Data records
--
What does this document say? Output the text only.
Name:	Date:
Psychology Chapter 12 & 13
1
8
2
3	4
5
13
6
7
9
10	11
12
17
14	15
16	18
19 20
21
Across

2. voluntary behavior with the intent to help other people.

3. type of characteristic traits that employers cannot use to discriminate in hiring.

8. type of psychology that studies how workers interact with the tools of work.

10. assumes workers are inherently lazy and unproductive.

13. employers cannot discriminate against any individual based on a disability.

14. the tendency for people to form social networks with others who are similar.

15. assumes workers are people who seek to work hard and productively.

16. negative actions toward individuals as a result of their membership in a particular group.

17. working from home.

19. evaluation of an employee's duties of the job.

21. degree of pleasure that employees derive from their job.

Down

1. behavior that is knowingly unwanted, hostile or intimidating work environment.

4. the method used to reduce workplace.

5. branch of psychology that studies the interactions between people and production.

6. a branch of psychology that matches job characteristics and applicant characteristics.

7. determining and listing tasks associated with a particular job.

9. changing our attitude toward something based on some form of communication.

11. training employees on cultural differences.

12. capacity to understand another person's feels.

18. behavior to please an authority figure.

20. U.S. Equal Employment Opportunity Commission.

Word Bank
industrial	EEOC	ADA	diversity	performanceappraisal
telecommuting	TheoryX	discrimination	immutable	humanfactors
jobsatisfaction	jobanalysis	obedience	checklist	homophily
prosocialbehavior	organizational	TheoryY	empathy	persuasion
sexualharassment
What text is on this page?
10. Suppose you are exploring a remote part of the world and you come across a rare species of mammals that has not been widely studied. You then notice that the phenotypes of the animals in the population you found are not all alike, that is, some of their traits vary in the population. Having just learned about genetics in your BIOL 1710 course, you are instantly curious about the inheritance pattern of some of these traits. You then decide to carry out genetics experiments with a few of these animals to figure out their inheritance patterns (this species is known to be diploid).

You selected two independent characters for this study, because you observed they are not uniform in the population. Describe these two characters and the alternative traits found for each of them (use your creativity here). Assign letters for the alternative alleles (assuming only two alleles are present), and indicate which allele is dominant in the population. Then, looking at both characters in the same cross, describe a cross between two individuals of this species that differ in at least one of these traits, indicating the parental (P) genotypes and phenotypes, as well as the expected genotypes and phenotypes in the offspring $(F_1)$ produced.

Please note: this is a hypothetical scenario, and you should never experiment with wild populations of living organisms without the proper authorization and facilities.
--
GIVEN EXERCISE » Copy each line of the data exactly, leaving nothing out.

SOLUTION »
What does this document say? Output the text only.
Name:	Date:
Psychology Chapter 12 & 13
1
8
2
3	4
5
13
6
7
9
10	11
12
17
14	15
16	18
19 20
21
Across

2. voluntary behavior with the intent to help other people.

3. type of characteristic traits that employers cannot use to discriminate in hiring.

8. type of psychology that studies how workers interact with the tools of work.

10. assumes workers are inherently lazy and unproductive.

13. employers cannot discriminate against any individual based on a disability.

14. the tendency for people to form social networks with others who are similar.

15. assumes workers are people who seek to work hard and productively.

16. negative actions toward individuals as a result of their membership in a particular group.

17. working from home.

19. evaluation of an employee's duties of the job.

21. degree of pleasure that employees derive from their job.

Down

1. behavior that is knowingly unwanted, hostile or intimidating work environment.

4. the method used to reduce workplace.

5. branch of psychology that studies the interactions between people and production.

6. a branch of psychology that matches job characteristics and applicant characteristics.

7. determining and listing tasks associated with a particular job.

9. changing our attitude toward something based on some form of communication.

11. training employees on cultural differences.

12. capacity to understand another person's feels.

18. behavior to please an authority figure.

20. U.S. Equal Employment Opportunity Commission.

Word Bank
industrial	EEOC	ADA	diversity	performanceappraisal
telecommuting	TheoryX	discrimination	immutable	humanfactors
jobsatisfaction	jobanalysis	obedience	checklist	homophily
prosocialbehavior	organizational	TheoryY	empathy	persuasion
sexualharassment
What text is on this page?
10. Suppose you are exploring a remote part of the world and you come across a rare species of mammals that has not been widely studied. You then notice that the phenotypes of the animals in the population you found are not all alike, that is, some of their traits vary in the population. Having just learned about genetics in your BIOL 1710 course, you are instantly curious about the inheritance pattern of some of these traits. You then decide to carry out genetics experiments with a few of these animals to figure out their inheritance patterns (this species is known to be diploid).

You selected two independent characters for this study, because you observed they are not uniform in the population. Describe these two characters and the alternative traits found for each of them (use your creativity here). Assign letters for the alternative alleles (assuming only two alleles are present), and indicate which allele is dominant in the population. Then, looking at both characters in the same cross, describe a cross between two individuals of this species that differ in at least one of these traits, indicating the parental (P) genotypes and phenotypes, as well as the expected genotypes and phenotypes in the offspring $(F_1)$ produced.

Please note: this is a hypothetical scenario, and you should never experiment with wild populations of living organisms without the proper authorization and facilities.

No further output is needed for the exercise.